Data START

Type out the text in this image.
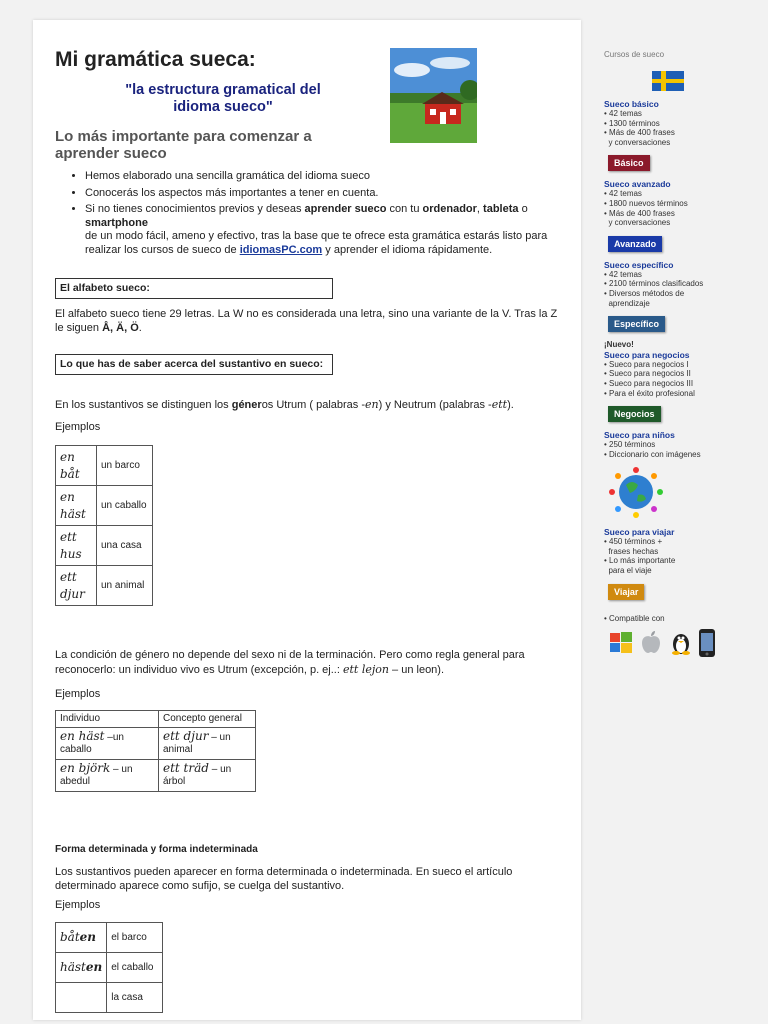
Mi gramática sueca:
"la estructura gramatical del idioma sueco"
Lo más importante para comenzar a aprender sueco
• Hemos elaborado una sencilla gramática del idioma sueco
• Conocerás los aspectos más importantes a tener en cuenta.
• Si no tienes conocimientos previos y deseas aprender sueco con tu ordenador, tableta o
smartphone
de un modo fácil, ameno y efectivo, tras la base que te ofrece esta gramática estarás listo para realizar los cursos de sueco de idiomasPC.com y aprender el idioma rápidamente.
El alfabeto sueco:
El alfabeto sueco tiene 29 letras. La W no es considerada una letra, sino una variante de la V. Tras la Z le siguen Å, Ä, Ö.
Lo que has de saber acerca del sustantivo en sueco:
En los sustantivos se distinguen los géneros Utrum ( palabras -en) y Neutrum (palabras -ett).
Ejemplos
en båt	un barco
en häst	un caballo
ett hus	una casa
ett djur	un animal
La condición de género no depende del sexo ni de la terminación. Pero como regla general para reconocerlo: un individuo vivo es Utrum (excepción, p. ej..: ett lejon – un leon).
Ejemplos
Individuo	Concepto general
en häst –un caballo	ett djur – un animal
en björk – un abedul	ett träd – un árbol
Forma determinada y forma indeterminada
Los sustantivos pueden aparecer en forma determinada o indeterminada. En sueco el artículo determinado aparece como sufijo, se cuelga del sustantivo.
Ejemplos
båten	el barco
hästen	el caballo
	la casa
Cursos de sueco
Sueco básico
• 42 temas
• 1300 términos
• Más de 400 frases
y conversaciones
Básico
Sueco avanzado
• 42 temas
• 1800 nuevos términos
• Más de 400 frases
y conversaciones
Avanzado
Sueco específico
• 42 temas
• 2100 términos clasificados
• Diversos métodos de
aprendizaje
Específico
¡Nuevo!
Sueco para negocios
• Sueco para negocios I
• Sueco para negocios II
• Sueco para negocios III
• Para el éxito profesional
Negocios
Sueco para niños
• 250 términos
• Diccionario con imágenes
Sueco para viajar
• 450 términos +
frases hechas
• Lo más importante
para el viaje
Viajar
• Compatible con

Data END

# The problem:
Once the pictures are removed, write out all of the entries above exactly.

# Result of the exercise:
Type out the text in this image.
Mi gramática sueca:
"la estructura gramatical del idioma sueco"
Lo más importante para comenzar a aprender sueco
• Hemos elaborado una sencilla gramática del idioma sueco
• Conocerás los aspectos más importantes a tener en cuenta.
• Si no tienes conocimientos previos y deseas aprender sueco con tu ordenador, tableta o
smartphone
de un modo fácil, ameno y efectivo, tras la base que te ofrece esta gramática estarás listo para realizar los cursos de sueco de idiomasPC.com y aprender el idioma rápidamente.
El alfabeto sueco:
El alfabeto sueco tiene 29 letras. La W no es considerada una letra, sino una variante de la V. Tras la Z le siguen Å, Ä, Ö.
Lo que has de saber acerca del sustantivo en sueco:
En los sustantivos se distinguen los géneros Utrum ( palabras -en) y Neutrum (palabras -ett).
Ejemplos
en båt	un barco
en häst	un caballo
ett hus	una casa
ett djur	un animal
La condición de género no depende del sexo ni de la terminación. Pero como regla general para reconocerlo: un individuo vivo es Utrum (excepción, p. ej..: ett lejon – un leon).
Ejemplos
Individuo	Concepto general
en häst –un caballo	ett djur – un animal
en björk – un abedul	ett träd – un árbol
Forma determinada y forma indeterminada
Los sustantivos pueden aparecer en forma determinada o indeterminada. En sueco el artículo determinado aparece como sufijo, se cuelga del sustantivo.
Ejemplos
båten	el barco
hästen	el caballo
	la casa
Cursos de sueco
Sueco básico
• 42 temas
• 1300 términos
• Más de 400 frases
y conversaciones
Básico
Sueco avanzado
• 42 temas
• 1800 nuevos términos
• Más de 400 frases
y conversaciones
Avanzado
Sueco específico
• 42 temas
• 2100 términos clasificados
• Diversos métodos de
aprendizaje
Específico
¡Nuevo!
Sueco para negocios
• Sueco para negocios I
• Sueco para negocios II
• Sueco para negocios III
• Para el éxito profesional
Negocios
Sueco para niños
• 250 términos
• Diccionario con imágenes
Sueco para viajar
• 450 términos +
frases hechas
• Lo más importante
para el viaje
Viajar
• Compatible con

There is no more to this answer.